## SHORT EXERCISE
Produce an exact copy of all the data below, dropping every image.

── DATA SHOWN ──

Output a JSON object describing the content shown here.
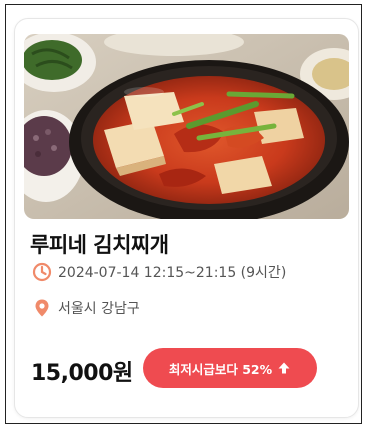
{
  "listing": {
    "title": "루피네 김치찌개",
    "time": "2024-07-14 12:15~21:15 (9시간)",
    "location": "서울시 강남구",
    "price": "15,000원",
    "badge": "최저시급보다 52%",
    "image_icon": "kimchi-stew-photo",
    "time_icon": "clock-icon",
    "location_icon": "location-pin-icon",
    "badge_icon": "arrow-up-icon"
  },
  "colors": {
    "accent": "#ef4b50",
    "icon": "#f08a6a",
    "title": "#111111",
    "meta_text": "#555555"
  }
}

───

## OUTPUT
Output a JSON object describing the content shown here.
{
  "listing": {
    "title": "루피네 김치찌개",
    "time": "2024-07-14 12:15~21:15 (9시간)",
    "location": "서울시 강남구",
    "price": "15,000원",
    "badge": "최저시급보다 52%",
    "image_icon": "kimchi-stew-photo",
    "time_icon": "clock-icon",
    "location_icon": "location-pin-icon",
    "badge_icon": "arrow-up-icon"
  },
  "colors": {
    "accent": "#ef4b50",
    "icon": "#f08a6a",
    "title": "#111111",
    "meta_text": "#555555"
  }
}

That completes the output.